* [TASK BRIEF]:
Extract all lines from the data beneath that include the word "sortie".

..........

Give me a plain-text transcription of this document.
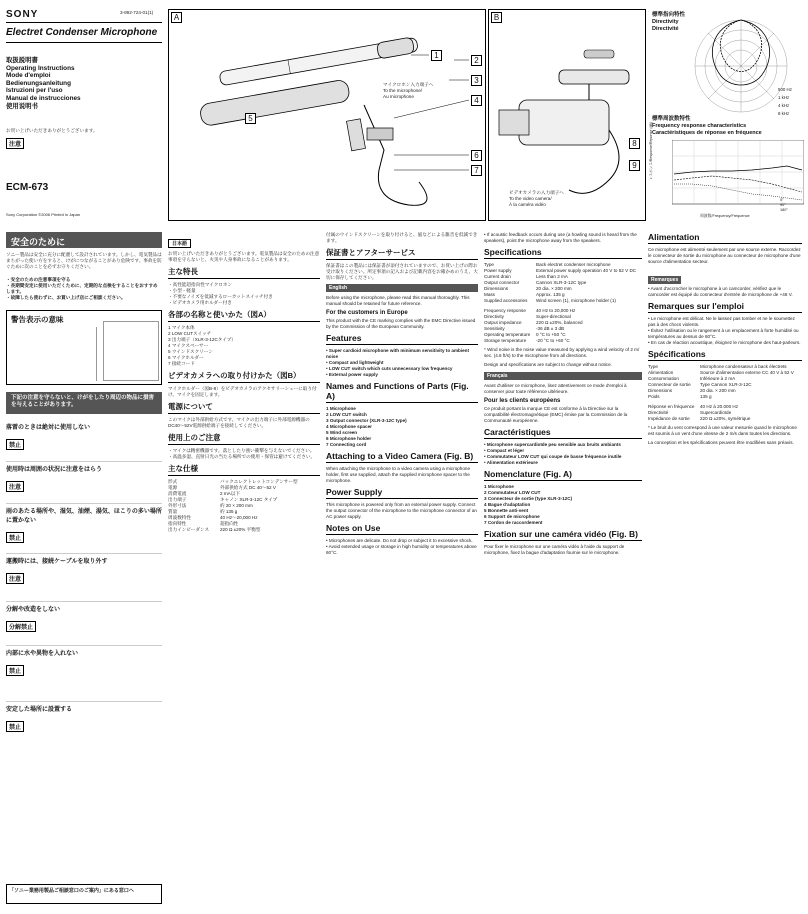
SONY	3-992-724-01(1)
Electret Condenser Microphone
取扱説明書
Operating Instructions
Mode d'emploi
Bedienungsanleitung
Istruzioni per l'uso
Manual de instrucciones
使用说明书
お買い上げいただきありがとうございます。
注意
ECM-673
Sony Corporation ©2006 Printed in Japan
A
1
2
3
4
5
6
7
マイクロホン入力端子へ
To the microphone/
Au microphone
B
8
9
ビデオカメラの入力端子へ
To the video camera/
À la caméra vidéo
標準指向特性
Directivity
Directivité
500 Hz
1 kHz
4 kHz
8 kHz
標準周波数特性
Frequency response characteristics
Caractéristiques de réponse en fréquence
レスポンス/Response/Réponse (dB)
周波数/Frequency/Fréquence
0°
90°
180°
安全のために
ソニー製品は安全に充分に配慮して設計されています。しかし、電気製品はまちがった使い方をすると、けがにつながることがあり危険です。事故を防ぐために次のことを必ずお守りください。
・安全のための注意事項を守る
・長期間安定に使用いただくために、定期的な点検をすることをおすすめします。
・故障したら使わずに、お買い上げ店にご相談ください。
警告表示の意味
下記の注意を守らないと、けがをしたり周辺の物品に損害を与えることがあります。
落雷のときは絶対に使用しない
禁止
使用時は周囲の状況に注意をはらう
注意
雨のあたる場所や、湿気、油煙、湯気、ほこりの多い場所に置かない
禁止
運搬時には、接続ケーブルを取り外す
注意
分解や改造をしない
分解禁止
内部に水や異物を入れない
禁止
安定した場所に設置する
禁止
「ソニー業務用製品ご相談窓口のご案内」にある窓口へ
日本語
お買い上げいただきありがとうございます。電気製品は安全のための注意事項を守らないと、火災や人身事故になることがあります。
主な特長
・高性能超指向性マイクロホン
・小型・軽量
・不要なノイズを低減するローカットスイッチ付き
・ビデオカメラ用ホルダー付き
各部の名称と使いかた（図A）
1 マイク本体
2 LOW CUTスイッチ
3 出力端子（XLR-3-12Cタイプ）
4 マイクスペーサー
5 ウインドスクリーン
6 マイクホルダー
7 接続コード
ビデオカメラへの取り付けかた（図B）
マイクホルダー（図B-8）をビデオカメラのアクセサリーシューに取り付け、マイクを固定します。
電源について
このマイクは外部供給方式です。マイクの出力端子に外部電源機器のDC40〜52V電源供給端子を接続してください。
使用上のご注意
・マイクは精密機器です。落としたり強い衝撃を与えないでください。
・高温多湿、直射日光の当たる場所での使用・保管は避けてください。
主な仕様
形式	バックエレクトレットコンデンサー型
電源	外部供給方式 DC 40〜52 V
消費電流	2 mA以下
出力端子	キャノン XLR-3-12C タイプ
外形寸法	約 20 × 200 mm
質量	約 135 g
周波数特性	40 Hz〜20,000 Hz
指向特性	超指向性
出力インピーダンス	220 Ω ±20% 平衡型
付属のウインドスクリーンを取り付けると、風などによる雑音を低減できます。
保証書とアフターサービス
保証書はこの製品には保証書が添付されていますので、お買い上げの際お受け取りください。所定事項の記入および記載内容をお確かめのうえ、大切に保存してください。
English
Before using the microphone, please read this manual thoroughly. This manual should be retained for future reference.
For the customers in Europe
This product with the CE marking complies with the EMC Directive issued by the Commission of the European Community.
Features
• Super cardioid microphone with minimum sensitivity to ambient noise
• Compact and lightweight
• LOW CUT switch which cuts unnecessary low frequency
• External power supply
Names and Functions of Parts (Fig. A)
1 Microphone
2 LOW CUT switch
3 Output connector (XLR-3-12C type)
4 Microphone spacer
5 Wind screen
6 Microphone holder
7 Connecting cord
Attaching to a Video Camera (Fig. B)
When attaching the microphone to a video camera using a microphone holder, first use supplied, attach the supplied microphone spacer to the microphone.
Power Supply
This microphone is powered only from an external power supply. Connect the output connector of the microphone to the microphone connector of an AC power supply.
Notes on Use
• Microphones are delicate. Do not drop or subject it to excessive shock.
• Avoid extended usage or storage in high humidity or temperatures above 60°C.
• If acoustic feedback occurs during use (a howling sound is heard from the speakers), point the microphone away from the speakers.
Specifications
Type	Back electret condenser microphone
Power supply	External power supply operation 40 V to 52 V DC
Current drain	Less than 2 mA
Output connector	Cannon XLR-3-12C type
Dimensions	20 dia. × 200 mm
Mass	Approx. 135 g
Supplied accessories	Wind screen (1), microphone holder (1)
Frequency response	40 Hz to 20,000 Hz
Directivity	Super-directional
Output impedance	220 Ω ±20%, balanced
Sensitivity	-36 dB ± 3 dB
Operating temperature	0 °C to +50 °C
Storage temperature	-20 °C to +60 °C
* Wind noise is the noise value measured by applying a wind velocity of 2 m/ sec. (4.6 ft/s) to the microphone from all directions.
Design and specifications are subject to change without notice.
Français
Avant d'utiliser ce microphone, lisez attentivement ce mode d'emploi à conserver pour toute référence ultérieure.
Pour les clients européens
Ce produit portant la marque CE est conforme à la Directive sur la compatibilité électromagnétique (EMC) émise par la Commission de la Communauté européenne.
Caractéristiques
• Microphone supercardioïde peu sensible aux bruits ambiants
• Compact et léger
• Commutateur LOW CUT qui coupe de basse fréquence inutile
• Alimentation extérieure
Nomenclature (Fig. A)
1 Microphone
2 Commutateur LOW CUT
3 Connecteur de sortie (type XLR-3-12C)
4 Bague d'adaptation
5 Bonnette anti-vent
6 Support de microphone
7 Cordon de raccordement
Fixation sur une caméra vidéo (Fig. B)
Pour fixer le microphone sur une caméra vidéo à l'aide du support de microphone, fixez la bague d'adaptation fournie sur le microphone.
Alimentation
Ce microphone est alimenté seulement par une source externe. Raccordez le connecteur de sortie du microphone au connecteur de microphone d'une source d'alimentation secteur.
Remarques
• Avant d'accrocher le microphone à un camcorder, vérifiez que le camcorder est équipé du connecteur d'entrée de microphone de +48 V.
Remarques sur l'emploi
• Le microphone est délicat. Ne le laissez pas tomber et ne le soumettez pas à des chocs violents.
• Évitez l'utilisation ou le rangement à un emplacement à forte humidité ou températures au dessus de 60°C.
• En cas de réaction acoustique, éloignez le microphone des haut-parleurs.
Spécifications
Type	Microphone condensateur à back électrets
Alimentation	Source d'alimentation externe CC 40 V à 52 V
Consommation	Inférieure à 2 mA
Connecteur de sortie	Type Cannon XLR-3-12C
Dimensions	20 dia. × 200 mm
Poids	135 g
Réponse en fréquence	40 Hz à 20.000 Hz
Directivité	Supercardioïde
Impédance de sortie	220 Ω ±20%, symétrique
* Le bruit du vent correspond à une valeur mesurée quand le microphone est soumis à un vent d'une vitesse de 2 m/s dans toutes les directions.
La conception et les spécifications peuvent être modifiées sans préavis.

..........

* [TASK ANSWER]:
3 Connecteur de sortie (type XLR-3-12C)
Ce microphone est alimenté seulement par une source externe. Raccordez le connecteur de sortie du microphone au connecteur de microphone d'une source d'alimentation secteur.
Connecteur de sortie	Type Cannon XLR-3-12C
Impédance de sortie	220 Ω ±20%, symétrique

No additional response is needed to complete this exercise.